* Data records

▬▬▬▬▬▬▬▬▬▬

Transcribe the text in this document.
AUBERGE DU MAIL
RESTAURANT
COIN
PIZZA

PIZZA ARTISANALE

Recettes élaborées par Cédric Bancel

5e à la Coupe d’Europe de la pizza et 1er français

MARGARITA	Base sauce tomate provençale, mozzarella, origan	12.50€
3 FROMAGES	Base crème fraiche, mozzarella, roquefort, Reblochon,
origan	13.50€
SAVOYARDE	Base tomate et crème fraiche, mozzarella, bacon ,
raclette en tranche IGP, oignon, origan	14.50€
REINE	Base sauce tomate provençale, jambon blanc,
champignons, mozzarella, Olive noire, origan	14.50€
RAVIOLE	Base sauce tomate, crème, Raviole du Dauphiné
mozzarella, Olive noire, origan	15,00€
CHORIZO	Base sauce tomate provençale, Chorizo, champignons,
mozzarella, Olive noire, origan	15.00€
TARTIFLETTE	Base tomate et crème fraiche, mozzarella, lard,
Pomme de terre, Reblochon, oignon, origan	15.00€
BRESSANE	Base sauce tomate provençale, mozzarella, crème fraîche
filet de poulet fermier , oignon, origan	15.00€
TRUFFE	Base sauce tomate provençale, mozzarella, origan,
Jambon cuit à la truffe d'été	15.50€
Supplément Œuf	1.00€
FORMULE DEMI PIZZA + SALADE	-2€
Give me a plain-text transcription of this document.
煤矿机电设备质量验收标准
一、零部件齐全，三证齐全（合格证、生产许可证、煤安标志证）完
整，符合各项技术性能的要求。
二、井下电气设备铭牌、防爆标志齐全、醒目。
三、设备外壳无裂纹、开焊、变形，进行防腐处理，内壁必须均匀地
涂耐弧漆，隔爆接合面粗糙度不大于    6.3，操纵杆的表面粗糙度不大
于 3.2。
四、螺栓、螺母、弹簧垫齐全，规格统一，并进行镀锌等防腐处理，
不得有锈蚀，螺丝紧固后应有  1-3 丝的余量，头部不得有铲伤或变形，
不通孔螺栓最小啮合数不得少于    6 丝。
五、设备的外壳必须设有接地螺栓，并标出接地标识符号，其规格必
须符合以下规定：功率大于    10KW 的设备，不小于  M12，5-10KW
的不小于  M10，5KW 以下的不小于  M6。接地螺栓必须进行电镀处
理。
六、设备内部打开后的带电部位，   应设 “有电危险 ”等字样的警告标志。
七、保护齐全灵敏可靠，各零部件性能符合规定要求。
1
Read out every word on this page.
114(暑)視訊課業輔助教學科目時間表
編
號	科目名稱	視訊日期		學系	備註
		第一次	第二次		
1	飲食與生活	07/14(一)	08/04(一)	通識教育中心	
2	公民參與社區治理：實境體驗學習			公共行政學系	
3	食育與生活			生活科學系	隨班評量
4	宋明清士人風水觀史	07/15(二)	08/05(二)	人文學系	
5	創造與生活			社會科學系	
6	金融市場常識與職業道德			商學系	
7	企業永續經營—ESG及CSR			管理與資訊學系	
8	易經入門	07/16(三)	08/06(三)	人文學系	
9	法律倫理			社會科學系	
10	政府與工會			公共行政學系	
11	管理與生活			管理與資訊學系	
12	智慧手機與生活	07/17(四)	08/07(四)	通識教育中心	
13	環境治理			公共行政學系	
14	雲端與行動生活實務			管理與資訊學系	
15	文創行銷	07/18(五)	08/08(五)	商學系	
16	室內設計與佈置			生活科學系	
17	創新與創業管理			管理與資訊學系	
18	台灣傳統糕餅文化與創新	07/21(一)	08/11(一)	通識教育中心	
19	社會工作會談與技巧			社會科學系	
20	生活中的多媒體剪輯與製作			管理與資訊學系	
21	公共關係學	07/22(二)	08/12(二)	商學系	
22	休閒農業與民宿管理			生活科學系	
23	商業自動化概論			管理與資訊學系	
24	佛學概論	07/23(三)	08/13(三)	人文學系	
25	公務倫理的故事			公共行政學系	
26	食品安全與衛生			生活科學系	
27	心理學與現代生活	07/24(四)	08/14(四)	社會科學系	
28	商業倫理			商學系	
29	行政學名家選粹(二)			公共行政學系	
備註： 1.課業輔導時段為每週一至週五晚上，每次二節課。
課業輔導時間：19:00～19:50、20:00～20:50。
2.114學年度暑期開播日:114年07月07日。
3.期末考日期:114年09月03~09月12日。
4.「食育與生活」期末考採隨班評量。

▬▬▬▬▬▬▬▬▬▬

* WHAT TO PRODUCE
Your output consists solely of the lines from the one with "Read out every word on this page." through the last line, copied exactly.

* FULL RESPONSE
Read out every word on this page.
114(暑)視訊課業輔助教學科目時間表
編
號	科目名稱	視訊日期		學系	備註
		第一次	第二次		
1	飲食與生活	07/14(一)	08/04(一)	通識教育中心	
2	公民參與社區治理：實境體驗學習			公共行政學系	
3	食育與生活			生活科學系	隨班評量
4	宋明清士人風水觀史	07/15(二)	08/05(二)	人文學系	
5	創造與生活			社會科學系	
6	金融市場常識與職業道德			商學系	
7	企業永續經營—ESG及CSR			管理與資訊學系	
8	易經入門	07/16(三)	08/06(三)	人文學系	
9	法律倫理			社會科學系	
10	政府與工會			公共行政學系	
11	管理與生活			管理與資訊學系	
12	智慧手機與生活	07/17(四)	08/07(四)	通識教育中心	
13	環境治理			公共行政學系	
14	雲端與行動生活實務			管理與資訊學系	
15	文創行銷	07/18(五)	08/08(五)	商學系	
16	室內設計與佈置			生活科學系	
17	創新與創業管理			管理與資訊學系	
18	台灣傳統糕餅文化與創新	07/21(一)	08/11(一)	通識教育中心	
19	社會工作會談與技巧			社會科學系	
20	生活中的多媒體剪輯與製作			管理與資訊學系	
21	公共關係學	07/22(二)	08/12(二)	商學系	
22	休閒農業與民宿管理			生活科學系	
23	商業自動化概論			管理與資訊學系	
24	佛學概論	07/23(三)	08/13(三)	人文學系	
25	公務倫理的故事			公共行政學系	
26	食品安全與衛生			生活科學系	
27	心理學與現代生活	07/24(四)	08/14(四)	社會科學系	
28	商業倫理			商學系	
29	行政學名家選粹(二)			公共行政學系	
備註： 1.課業輔導時段為每週一至週五晚上，每次二節課。
課業輔導時間：19:00～19:50、20:00～20:50。
2.114學年度暑期開播日:114年07月07日。
3.期末考日期:114年09月03~09月12日。
4.「食育與生活」期末考採隨班評量。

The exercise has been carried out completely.